WORK TO COMPLETE – Every entry below must be repeated exactly; skip the pictures.

INPUT ROWS –
══════════

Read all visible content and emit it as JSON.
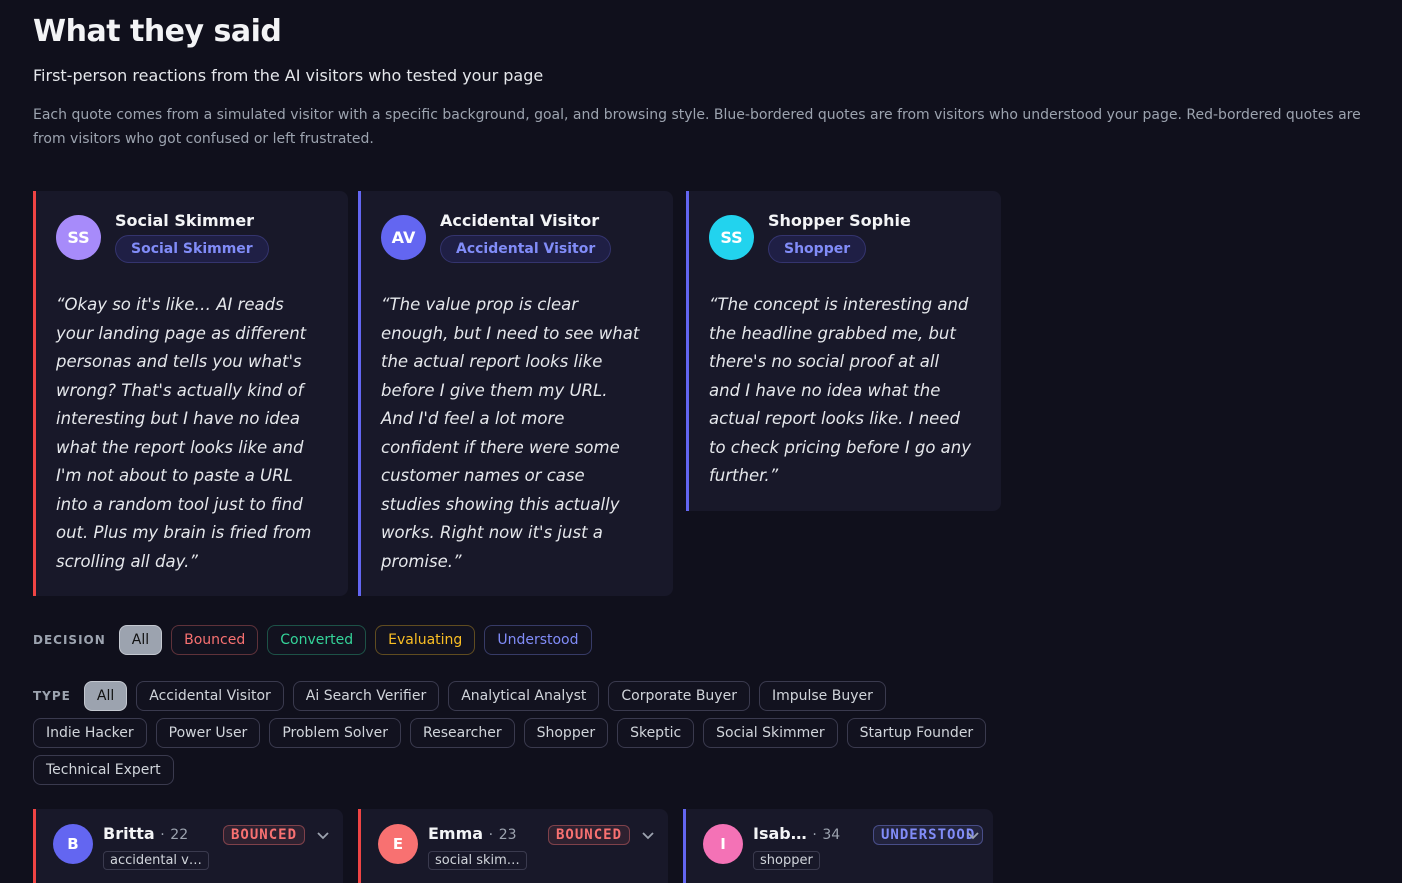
{
  "header": {
    "title": "What they said",
    "subtitle": "First-person reactions from the AI visitors who tested your page",
    "description": "Each quote comes from a simulated visitor with a specific background, goal, and browsing style. Blue-bordered quotes are from visitors who understood your page. Red-bordered quotes are from visitors who got confused or left frustrated."
  },
  "quotes": [
    {
      "initials": "SS",
      "name": "Social Skimmer",
      "tag": "Social Skimmer",
      "quote": "“Okay so it's like… AI reads your landing page as different personas and tells you what's wrong? That's actually kind of interesting but I have no idea what the report looks like and I'm not about to paste a URL into a random tool just to find out. Plus my brain is fried from scrolling all day.”",
      "border_color": "#ef4444",
      "avatar_color": "#a78bfa"
    },
    {
      "initials": "AV",
      "name": "Accidental Visitor",
      "tag": "Accidental Visitor",
      "quote": "“The value prop is clear enough, but I need to see what the actual report looks like before I give them my URL. And I'd feel a lot more confident if there were some customer names or case studies showing this actually works. Right now it's just a promise.”",
      "border_color": "#6366f1",
      "avatar_color": "#6366f1"
    },
    {
      "initials": "SS",
      "name": "Shopper Sophie",
      "tag": "Shopper",
      "quote": "“The concept is interesting and the headline grabbed me, but there's no social proof at all and I have no idea what the actual report looks like. I need to check pricing before I go any further.”",
      "border_color": "#6366f1",
      "avatar_color": "#22d3ee"
    }
  ],
  "filters": {
    "decision": {
      "label": "DECISION",
      "options": [
        {
          "text": "All",
          "color": "#e5e7eb"
        },
        {
          "text": "Bounced",
          "color": "#f87171"
        },
        {
          "text": "Converted",
          "color": "#34d399"
        },
        {
          "text": "Evaluating",
          "color": "#fbbf24"
        },
        {
          "text": "Understood",
          "color": "#818cf8"
        }
      ]
    },
    "type": {
      "label": "TYPE",
      "options": [
        "All",
        "Accidental Visitor",
        "Ai Search Verifier",
        "Analytical Analyst",
        "Corporate Buyer",
        "Impulse Buyer",
        "Indie Hacker",
        "Power User",
        "Problem Solver",
        "Researcher",
        "Shopper",
        "Skeptic",
        "Social Skimmer",
        "Startup Founder",
        "Technical Expert"
      ]
    }
  },
  "visitors": [
    {
      "initial": "B",
      "name": "Britta",
      "separator": "·",
      "age": 22,
      "status": "BOUNCED",
      "tag": "accidental v…",
      "border_color": "#ef4444",
      "avatar_color": "#6366f1",
      "status_color": "#f87171"
    },
    {
      "initial": "E",
      "name": "Emma",
      "separator": "·",
      "age": 23,
      "status": "BOUNCED",
      "tag": "social skim…",
      "border_color": "#ef4444",
      "avatar_color": "#f87171",
      "status_color": "#f87171"
    },
    {
      "initial": "I",
      "name": "Isab…",
      "separator": "·",
      "age": 34,
      "status": "UNDERSTOOD",
      "tag": "shopper",
      "border_color": "#6366f1",
      "avatar_color": "#f472b6",
      "status_color": "#818cf8"
    }
  ]
}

══════════

RESULT –
Read all visible content and emit it as JSON.
{
  "header": {
    "title": "What they said",
    "subtitle": "First-person reactions from the AI visitors who tested your page",
    "description": "Each quote comes from a simulated visitor with a specific background, goal, and browsing style. Blue-bordered quotes are from visitors who understood your page. Red-bordered quotes are from visitors who got confused or left frustrated."
  },
  "quotes": [
    {
      "initials": "SS",
      "name": "Social Skimmer",
      "tag": "Social Skimmer",
      "quote": "“Okay so it's like… AI reads your landing page as different personas and tells you what's wrong? That's actually kind of interesting but I have no idea what the report looks like and I'm not about to paste a URL into a random tool just to find out. Plus my brain is fried from scrolling all day.”",
      "border_color": "#ef4444",
      "avatar_color": "#a78bfa"
    },
    {
      "initials": "AV",
      "name": "Accidental Visitor",
      "tag": "Accidental Visitor",
      "quote": "“The value prop is clear enough, but I need to see what the actual report looks like before I give them my URL. And I'd feel a lot more confident if there were some customer names or case studies showing this actually works. Right now it's just a promise.”",
      "border_color": "#6366f1",
      "avatar_color": "#6366f1"
    },
    {
      "initials": "SS",
      "name": "Shopper Sophie",
      "tag": "Shopper",
      "quote": "“The concept is interesting and the headline grabbed me, but there's no social proof at all and I have no idea what the actual report looks like. I need to check pricing before I go any further.”",
      "border_color": "#6366f1",
      "avatar_color": "#22d3ee"
    }
  ],
  "filters": {
    "decision": {
      "label": "DECISION",
      "options": [
        {
          "text": "All",
          "color": "#e5e7eb"
        },
        {
          "text": "Bounced",
          "color": "#f87171"
        },
        {
          "text": "Converted",
          "color": "#34d399"
        },
        {
          "text": "Evaluating",
          "color": "#fbbf24"
        },
        {
          "text": "Understood",
          "color": "#818cf8"
        }
      ]
    },
    "type": {
      "label": "TYPE",
      "options": [
        "All",
        "Accidental Visitor",
        "Ai Search Verifier",
        "Analytical Analyst",
        "Corporate Buyer",
        "Impulse Buyer",
        "Indie Hacker",
        "Power User",
        "Problem Solver",
        "Researcher",
        "Shopper",
        "Skeptic",
        "Social Skimmer",
        "Startup Founder",
        "Technical Expert"
      ]
    }
  },
  "visitors": [
    {
      "initial": "B",
      "name": "Britta",
      "separator": "·",
      "age": 22,
      "status": "BOUNCED",
      "tag": "accidental v…",
      "border_color": "#ef4444",
      "avatar_color": "#6366f1",
      "status_color": "#f87171"
    },
    {
      "initial": "E",
      "name": "Emma",
      "separator": "·",
      "age": 23,
      "status": "BOUNCED",
      "tag": "social skim…",
      "border_color": "#ef4444",
      "avatar_color": "#f87171",
      "status_color": "#f87171"
    },
    {
      "initial": "I",
      "name": "Isab…",
      "separator": "·",
      "age": 34,
      "status": "UNDERSTOOD",
      "tag": "shopper",
      "border_color": "#6366f1",
      "avatar_color": "#f472b6",
      "status_color": "#818cf8"
    }
  ]
}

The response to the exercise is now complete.